Extract each line holding the word "Doctor" from the entries.

━━━━━ Provided records

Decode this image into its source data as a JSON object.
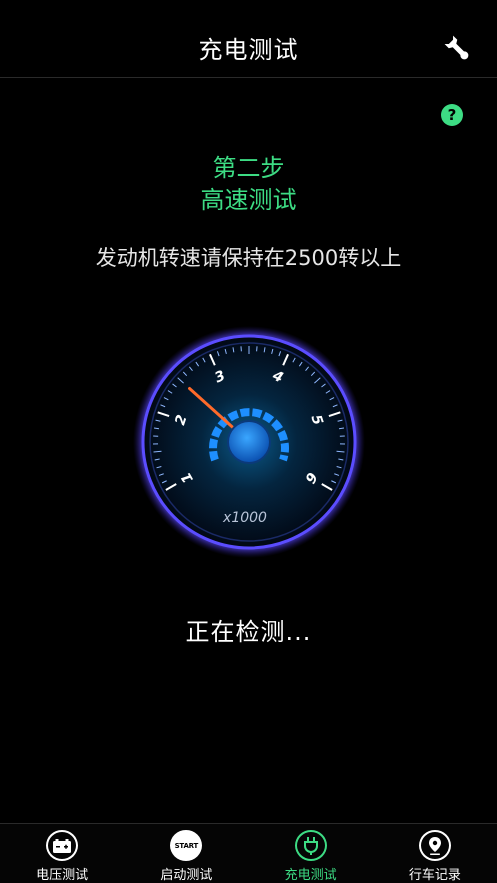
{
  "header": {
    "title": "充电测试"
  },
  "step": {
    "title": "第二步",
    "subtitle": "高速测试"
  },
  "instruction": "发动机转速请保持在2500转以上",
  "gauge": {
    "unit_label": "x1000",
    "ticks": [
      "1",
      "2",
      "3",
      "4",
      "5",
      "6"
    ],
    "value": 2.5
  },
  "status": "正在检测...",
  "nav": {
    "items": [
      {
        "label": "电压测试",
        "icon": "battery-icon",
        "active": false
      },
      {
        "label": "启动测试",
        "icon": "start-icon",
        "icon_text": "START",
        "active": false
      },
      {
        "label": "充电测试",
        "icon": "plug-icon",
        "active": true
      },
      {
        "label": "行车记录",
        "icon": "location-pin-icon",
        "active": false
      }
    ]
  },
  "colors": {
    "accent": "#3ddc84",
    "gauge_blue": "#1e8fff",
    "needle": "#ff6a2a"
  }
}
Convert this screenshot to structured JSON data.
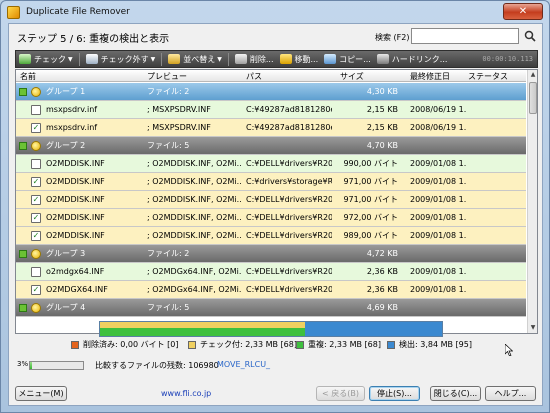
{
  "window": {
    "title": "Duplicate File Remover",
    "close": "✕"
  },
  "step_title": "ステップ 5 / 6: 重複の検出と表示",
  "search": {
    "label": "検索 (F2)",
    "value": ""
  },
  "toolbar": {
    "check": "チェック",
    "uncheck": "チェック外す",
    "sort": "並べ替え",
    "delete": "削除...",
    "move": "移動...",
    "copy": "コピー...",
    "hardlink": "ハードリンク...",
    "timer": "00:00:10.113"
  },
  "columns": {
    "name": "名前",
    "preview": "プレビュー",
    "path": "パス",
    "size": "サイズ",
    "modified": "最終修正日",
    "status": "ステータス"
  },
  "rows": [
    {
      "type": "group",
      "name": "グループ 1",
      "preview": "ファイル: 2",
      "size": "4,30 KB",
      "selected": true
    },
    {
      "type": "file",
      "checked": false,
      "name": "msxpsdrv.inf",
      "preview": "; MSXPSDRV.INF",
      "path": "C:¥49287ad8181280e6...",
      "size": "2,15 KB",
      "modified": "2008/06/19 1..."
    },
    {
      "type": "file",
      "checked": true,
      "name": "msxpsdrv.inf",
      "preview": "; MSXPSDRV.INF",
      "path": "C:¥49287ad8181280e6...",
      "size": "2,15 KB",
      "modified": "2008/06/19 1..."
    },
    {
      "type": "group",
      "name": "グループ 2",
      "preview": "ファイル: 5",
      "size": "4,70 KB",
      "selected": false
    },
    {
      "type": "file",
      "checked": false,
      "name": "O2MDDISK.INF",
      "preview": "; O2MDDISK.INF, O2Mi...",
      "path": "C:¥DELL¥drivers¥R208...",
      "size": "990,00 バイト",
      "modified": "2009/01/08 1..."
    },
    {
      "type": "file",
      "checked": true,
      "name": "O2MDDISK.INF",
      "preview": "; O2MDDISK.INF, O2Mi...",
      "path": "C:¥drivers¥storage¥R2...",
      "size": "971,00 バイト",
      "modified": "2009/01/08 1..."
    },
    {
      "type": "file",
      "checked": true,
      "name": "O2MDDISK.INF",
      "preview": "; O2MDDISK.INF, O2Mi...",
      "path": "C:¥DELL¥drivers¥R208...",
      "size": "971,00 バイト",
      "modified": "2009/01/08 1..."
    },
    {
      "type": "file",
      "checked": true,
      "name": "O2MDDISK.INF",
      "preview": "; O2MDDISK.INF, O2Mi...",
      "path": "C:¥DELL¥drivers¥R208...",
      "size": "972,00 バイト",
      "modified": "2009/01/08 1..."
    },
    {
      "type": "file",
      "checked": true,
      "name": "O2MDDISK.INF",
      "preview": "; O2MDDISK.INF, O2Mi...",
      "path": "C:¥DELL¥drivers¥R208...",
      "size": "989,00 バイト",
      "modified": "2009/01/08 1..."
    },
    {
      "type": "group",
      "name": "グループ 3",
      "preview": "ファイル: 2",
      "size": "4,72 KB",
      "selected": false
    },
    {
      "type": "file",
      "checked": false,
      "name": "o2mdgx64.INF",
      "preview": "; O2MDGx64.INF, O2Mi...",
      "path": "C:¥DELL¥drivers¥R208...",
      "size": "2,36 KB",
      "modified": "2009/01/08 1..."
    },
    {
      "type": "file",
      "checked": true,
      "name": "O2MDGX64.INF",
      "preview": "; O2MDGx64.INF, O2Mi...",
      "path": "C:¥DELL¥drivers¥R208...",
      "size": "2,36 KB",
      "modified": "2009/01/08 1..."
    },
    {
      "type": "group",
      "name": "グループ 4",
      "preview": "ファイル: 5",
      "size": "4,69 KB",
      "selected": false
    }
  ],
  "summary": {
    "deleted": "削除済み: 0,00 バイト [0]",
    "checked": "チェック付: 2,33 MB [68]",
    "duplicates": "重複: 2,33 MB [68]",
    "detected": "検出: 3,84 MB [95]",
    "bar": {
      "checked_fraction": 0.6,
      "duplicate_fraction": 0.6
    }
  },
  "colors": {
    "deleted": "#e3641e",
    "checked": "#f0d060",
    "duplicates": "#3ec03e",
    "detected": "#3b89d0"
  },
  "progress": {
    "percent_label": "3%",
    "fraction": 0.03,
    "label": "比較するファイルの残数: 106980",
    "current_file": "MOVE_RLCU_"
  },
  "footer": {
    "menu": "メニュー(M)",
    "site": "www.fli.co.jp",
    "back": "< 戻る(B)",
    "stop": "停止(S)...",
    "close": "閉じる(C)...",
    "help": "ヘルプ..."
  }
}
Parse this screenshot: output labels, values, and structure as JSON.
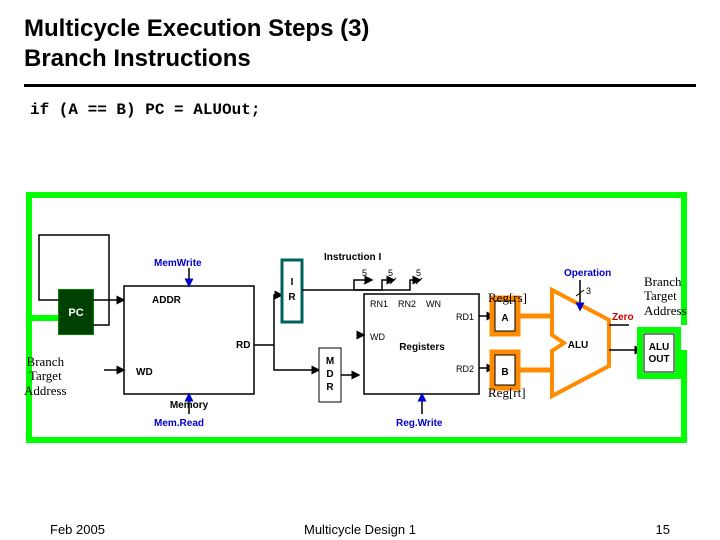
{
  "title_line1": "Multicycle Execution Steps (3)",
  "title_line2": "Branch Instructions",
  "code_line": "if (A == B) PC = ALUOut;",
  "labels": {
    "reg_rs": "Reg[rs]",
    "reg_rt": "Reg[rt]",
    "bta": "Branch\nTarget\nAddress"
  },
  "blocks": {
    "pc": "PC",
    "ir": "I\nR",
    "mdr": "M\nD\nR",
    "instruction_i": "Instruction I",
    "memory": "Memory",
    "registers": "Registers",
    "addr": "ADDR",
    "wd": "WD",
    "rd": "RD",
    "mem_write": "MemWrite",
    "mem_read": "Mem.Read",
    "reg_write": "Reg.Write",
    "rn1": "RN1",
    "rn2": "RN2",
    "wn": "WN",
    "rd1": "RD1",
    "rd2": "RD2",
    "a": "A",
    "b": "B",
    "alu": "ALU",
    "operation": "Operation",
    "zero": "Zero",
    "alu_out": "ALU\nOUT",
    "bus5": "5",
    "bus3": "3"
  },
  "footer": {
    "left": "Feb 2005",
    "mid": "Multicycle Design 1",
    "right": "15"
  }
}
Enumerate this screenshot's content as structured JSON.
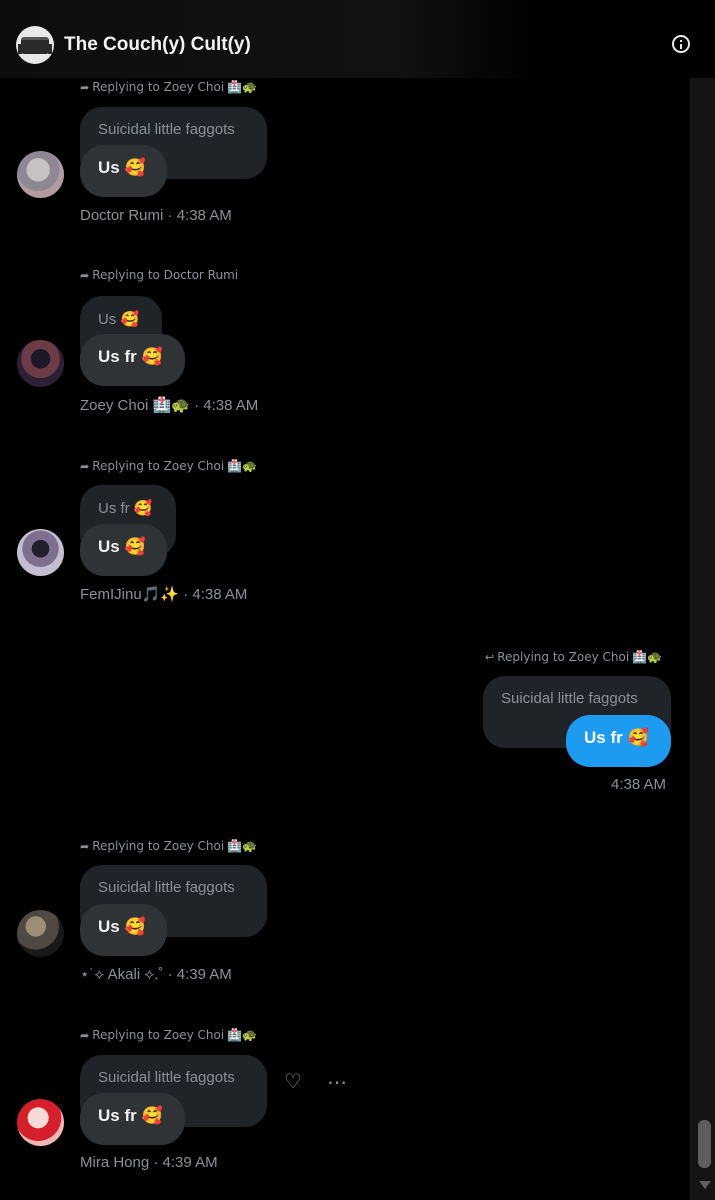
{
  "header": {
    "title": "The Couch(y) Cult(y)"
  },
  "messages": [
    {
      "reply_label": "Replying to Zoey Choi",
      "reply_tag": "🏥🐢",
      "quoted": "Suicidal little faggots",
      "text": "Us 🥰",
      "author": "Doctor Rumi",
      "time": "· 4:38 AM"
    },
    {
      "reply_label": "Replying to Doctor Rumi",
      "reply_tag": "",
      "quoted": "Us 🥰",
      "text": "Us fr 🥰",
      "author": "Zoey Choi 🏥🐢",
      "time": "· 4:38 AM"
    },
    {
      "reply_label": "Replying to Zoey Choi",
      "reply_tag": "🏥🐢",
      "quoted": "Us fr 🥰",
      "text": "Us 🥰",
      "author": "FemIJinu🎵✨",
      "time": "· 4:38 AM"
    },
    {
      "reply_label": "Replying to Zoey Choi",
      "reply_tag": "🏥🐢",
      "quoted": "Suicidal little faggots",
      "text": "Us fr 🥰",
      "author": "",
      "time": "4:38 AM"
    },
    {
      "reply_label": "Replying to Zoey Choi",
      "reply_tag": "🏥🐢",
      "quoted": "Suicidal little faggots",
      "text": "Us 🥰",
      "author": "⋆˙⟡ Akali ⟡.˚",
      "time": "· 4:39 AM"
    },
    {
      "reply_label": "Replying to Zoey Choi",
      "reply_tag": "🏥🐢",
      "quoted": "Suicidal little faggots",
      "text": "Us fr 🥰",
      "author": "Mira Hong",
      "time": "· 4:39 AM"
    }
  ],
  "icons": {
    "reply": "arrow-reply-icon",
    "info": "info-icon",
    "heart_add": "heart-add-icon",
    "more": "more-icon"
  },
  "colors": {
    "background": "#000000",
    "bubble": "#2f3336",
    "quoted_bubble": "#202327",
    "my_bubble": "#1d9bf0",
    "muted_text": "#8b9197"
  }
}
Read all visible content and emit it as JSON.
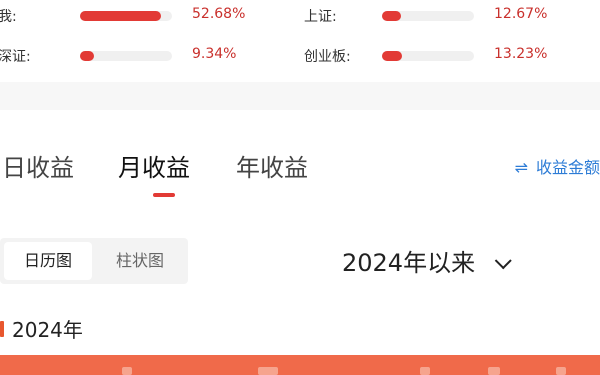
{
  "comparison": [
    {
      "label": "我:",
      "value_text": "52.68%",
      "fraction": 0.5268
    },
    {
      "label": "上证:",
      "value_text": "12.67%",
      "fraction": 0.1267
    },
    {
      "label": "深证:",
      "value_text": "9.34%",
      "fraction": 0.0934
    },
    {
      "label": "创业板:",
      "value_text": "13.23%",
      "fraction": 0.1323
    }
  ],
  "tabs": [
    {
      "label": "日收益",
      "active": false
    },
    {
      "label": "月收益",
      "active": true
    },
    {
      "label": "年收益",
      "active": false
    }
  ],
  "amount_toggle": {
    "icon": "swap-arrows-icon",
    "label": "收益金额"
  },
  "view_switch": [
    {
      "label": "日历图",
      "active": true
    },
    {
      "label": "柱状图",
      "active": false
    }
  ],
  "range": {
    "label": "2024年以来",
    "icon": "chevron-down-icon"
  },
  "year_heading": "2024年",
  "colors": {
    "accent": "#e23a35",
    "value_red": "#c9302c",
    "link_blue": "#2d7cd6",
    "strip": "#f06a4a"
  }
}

━━━━━━━━━━

- **Expected answer**
      "author": "Doctor Rumi",
      "reply_label": "Replying to Doctor Rumi",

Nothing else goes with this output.